§ **CONSIGNE**
Lisez le texte ci-dessous sur le financement de la culture, puis répondez aux questions suivantes.
1. Quel montant le plan « patrimoine » prévoit-il, et pour quelle durée ?
2. Quels domaines, cités comme l'essentiel, reçoivent des chiffres affirmés ?
3. D'après la dernière ligne, dans quels débats la culture pourrait-elle figurer comme sous-catégorie ?

§ **TEXTE EXTRAIT**
★ ★ ★ ★ ★

En termes de montants, cela donne quoi ?

Les propositions sont tout de même rarement chiffrées (l’un des seuls chiffres concerne le plan “patrimoine” de 2 milliards pour le quinquennat, qui regroupe en fait plusieurs missions comptabilisées différemment jusqu’ici). Pour le reste, les chiffres sont affirmés pour ce qui est considéré comme l’essentiel : l’économie, la défense, la sécurité… A suivre la logique générale du programme, le lecteur comprendra donc aisément que les rigueurs annoncées pour tous touchent bien la culture, mais que les efforts d’investissement et de création dans ce domaine sont eux, moins urgents.

La culture pour elle-même ou comme sous-catégorie dans les débats sur l’éducation et l’identité ?

★ ★ ★ ★ ★

(Entrées de données enregistrées)

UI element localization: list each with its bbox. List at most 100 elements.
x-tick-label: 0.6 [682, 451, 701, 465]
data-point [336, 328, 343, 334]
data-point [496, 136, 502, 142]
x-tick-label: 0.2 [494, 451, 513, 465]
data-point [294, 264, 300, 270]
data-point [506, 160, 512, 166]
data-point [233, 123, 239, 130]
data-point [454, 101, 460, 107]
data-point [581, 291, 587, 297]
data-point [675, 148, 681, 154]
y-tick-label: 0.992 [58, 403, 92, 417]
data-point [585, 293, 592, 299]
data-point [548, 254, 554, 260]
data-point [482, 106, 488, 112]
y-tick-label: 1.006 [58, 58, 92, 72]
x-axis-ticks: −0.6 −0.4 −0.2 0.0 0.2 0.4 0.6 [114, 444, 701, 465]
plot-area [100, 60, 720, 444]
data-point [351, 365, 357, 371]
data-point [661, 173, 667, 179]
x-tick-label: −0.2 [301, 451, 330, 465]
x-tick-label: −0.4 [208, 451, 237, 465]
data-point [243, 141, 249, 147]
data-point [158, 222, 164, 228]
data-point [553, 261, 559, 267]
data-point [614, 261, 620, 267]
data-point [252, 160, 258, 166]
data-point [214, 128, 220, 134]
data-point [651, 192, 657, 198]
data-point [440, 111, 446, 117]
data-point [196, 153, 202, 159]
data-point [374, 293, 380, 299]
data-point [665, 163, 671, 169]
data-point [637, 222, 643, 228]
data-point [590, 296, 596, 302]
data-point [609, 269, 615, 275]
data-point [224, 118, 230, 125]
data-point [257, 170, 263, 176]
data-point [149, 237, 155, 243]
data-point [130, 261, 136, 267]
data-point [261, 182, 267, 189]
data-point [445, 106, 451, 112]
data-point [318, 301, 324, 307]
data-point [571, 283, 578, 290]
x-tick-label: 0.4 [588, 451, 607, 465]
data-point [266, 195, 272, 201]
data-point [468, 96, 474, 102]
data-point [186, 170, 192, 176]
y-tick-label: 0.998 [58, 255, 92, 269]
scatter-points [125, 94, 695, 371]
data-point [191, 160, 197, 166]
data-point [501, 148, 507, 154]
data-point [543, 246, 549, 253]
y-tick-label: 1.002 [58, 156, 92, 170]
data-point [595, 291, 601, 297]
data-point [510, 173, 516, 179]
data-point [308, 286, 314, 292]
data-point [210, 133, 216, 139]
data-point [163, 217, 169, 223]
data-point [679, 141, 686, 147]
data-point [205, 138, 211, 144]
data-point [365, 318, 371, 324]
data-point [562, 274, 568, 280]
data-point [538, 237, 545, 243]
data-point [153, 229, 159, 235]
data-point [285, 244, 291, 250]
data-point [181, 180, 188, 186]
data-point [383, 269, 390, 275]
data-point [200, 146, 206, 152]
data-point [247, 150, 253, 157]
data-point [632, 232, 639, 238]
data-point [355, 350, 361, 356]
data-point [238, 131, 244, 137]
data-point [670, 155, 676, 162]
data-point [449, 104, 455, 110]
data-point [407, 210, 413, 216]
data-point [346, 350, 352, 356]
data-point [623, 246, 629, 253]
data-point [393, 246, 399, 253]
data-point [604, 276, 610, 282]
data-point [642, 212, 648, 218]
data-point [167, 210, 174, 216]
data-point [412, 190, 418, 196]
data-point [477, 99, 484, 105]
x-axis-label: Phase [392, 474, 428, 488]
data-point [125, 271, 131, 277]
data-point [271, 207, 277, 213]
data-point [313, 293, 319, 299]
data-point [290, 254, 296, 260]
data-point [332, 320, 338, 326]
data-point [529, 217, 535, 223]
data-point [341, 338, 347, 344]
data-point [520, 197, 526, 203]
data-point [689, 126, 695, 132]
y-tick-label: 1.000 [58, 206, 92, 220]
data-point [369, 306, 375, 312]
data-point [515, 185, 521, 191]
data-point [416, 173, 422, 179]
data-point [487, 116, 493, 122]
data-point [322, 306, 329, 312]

★ ★ ★ ★ ★

§ **RÉPONSE COMPLÈTE**
1. Le plan prévoit 2 milliards pour le quinquennat.
2. L'économie, la défense et la sécurité.
3. Dans les débats sur l'éducation et l'identité.